Print the listing as it stands, omitting all images.

Dataset entries:
###

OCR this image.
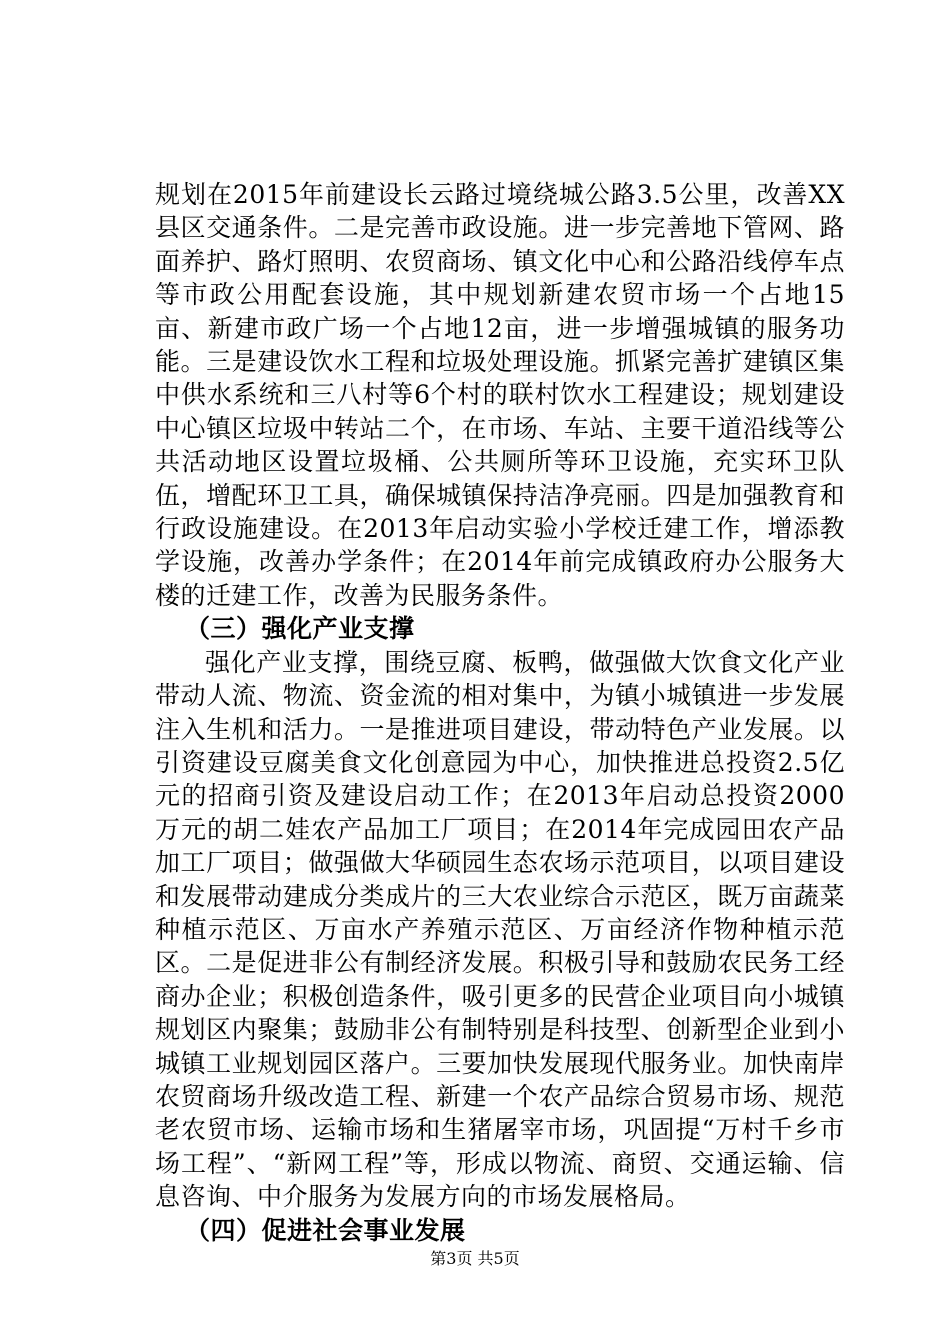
规划在2015年前建设长云路过境绕城公路3.5公里，改善XX县区交通条件。二是完善市政设施。进一步完善地下管网、路面养护、路灯照明、农贸商场、镇文化中心和公路沿线停车点等市政公用配套设施，其中规划新建农贸市场一个占地15亩、新建市政广场一个占地12亩，进一步增强城镇的服务功能。三是建设饮水工程和垃圾处理设施。抓紧完善扩建镇区集中供水系统和三八村等6个村的联村饮水工程建设；规划建设中心镇区垃圾中转站二个，在市场、车站、主要干道沿线等公共活动地区设置垃圾桶、公共厕所等环卫设施，充实环卫队伍，增配环卫工具，确保城镇保持洁净亮丽。四是加强教育和行政设施建设。在2013年启动实验小学校迁建工作，增添教学设施，改善办学条件；在2014年前完成镇政府办公服务大楼的迁建工作，改善为民服务条件。

（三）强化产业支撑

强化产业支撑，围绕豆腐、板鸭，做强做大饮食文化产业带动人流、物流、资金流的相对集中，为镇小城镇进一步发展注入生机和活力。一是推进项目建设，带动特色产业发展。以引资建设豆腐美食文化创意园为中心，加快推进总投资2.5亿元的招商引资及建设启动工作；在2013年启动总投资2000万元的胡二娃农产品加工厂项目；在2014年完成园田农产品加工厂项目；做强做大华硕园生态农场示范项目，以项目建设和发展带动建成分类成片的三大农业综合示范区，既万亩蔬菜种植示范区、万亩水产养殖示范区、万亩经济作物种植示范区。二是促进非公有制经济发展。积极引导和鼓励农民务工经商办企业；积极创造条件，吸引更多的民营企业项目向小城镇规划区内聚集；鼓励非公有制特别是科技型、创新型企业到小城镇工业规划园区落户。三要加快发展现代服务业。加快南岸农贸商场升级改造工程、新建一个农产品综合贸易市场、规范老农贸市场、运输市场和生猪屠宰市场，巩固提“万村千乡市场工程”、“新网工程”等，形成以物流、商贸、交通运输、信息咨询、中介服务为发展方向的市场发展格局。

（四）促进社会事业发展

第3页 共5页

###

- Solution:
OCR this image.
规划在2015年前建设长云路过境绕城公路3.5公里，改善XX县区交通条件。二是完善市政设施。进一步完善地下管网、路面养护、路灯照明、农贸商场、镇文化中心和公路沿线停车点等市政公用配套设施，其中规划新建农贸市场一个占地15亩、新建市政广场一个占地12亩，进一步增强城镇的服务功能。三是建设饮水工程和垃圾处理设施。抓紧完善扩建镇区集中供水系统和三八村等6个村的联村饮水工程建设；规划建设中心镇区垃圾中转站二个，在市场、车站、主要干道沿线等公共活动地区设置垃圾桶、公共厕所等环卫设施，充实环卫队伍，增配环卫工具，确保城镇保持洁净亮丽。四是加强教育和行政设施建设。在2013年启动实验小学校迁建工作，增添教学设施，改善办学条件；在2014年前完成镇政府办公服务大楼的迁建工作，改善为民服务条件。

（三）强化产业支撑

强化产业支撑，围绕豆腐、板鸭，做强做大饮食文化产业带动人流、物流、资金流的相对集中，为镇小城镇进一步发展注入生机和活力。一是推进项目建设，带动特色产业发展。以引资建设豆腐美食文化创意园为中心，加快推进总投资2.5亿元的招商引资及建设启动工作；在2013年启动总投资2000万元的胡二娃农产品加工厂项目；在2014年完成园田农产品加工厂项目；做强做大华硕园生态农场示范项目，以项目建设和发展带动建成分类成片的三大农业综合示范区，既万亩蔬菜种植示范区、万亩水产养殖示范区、万亩经济作物种植示范区。二是促进非公有制经济发展。积极引导和鼓励农民务工经商办企业；积极创造条件，吸引更多的民营企业项目向小城镇规划区内聚集；鼓励非公有制特别是科技型、创新型企业到小城镇工业规划园区落户。三要加快发展现代服务业。加快南岸农贸商场升级改造工程、新建一个农产品综合贸易市场、规范老农贸市场、运输市场和生猪屠宰市场，巩固提“万村千乡市场工程”、“新网工程”等，形成以物流、商贸、交通运输、信息咨询、中介服务为发展方向的市场发展格局。

（四）促进社会事业发展

第3页 共5页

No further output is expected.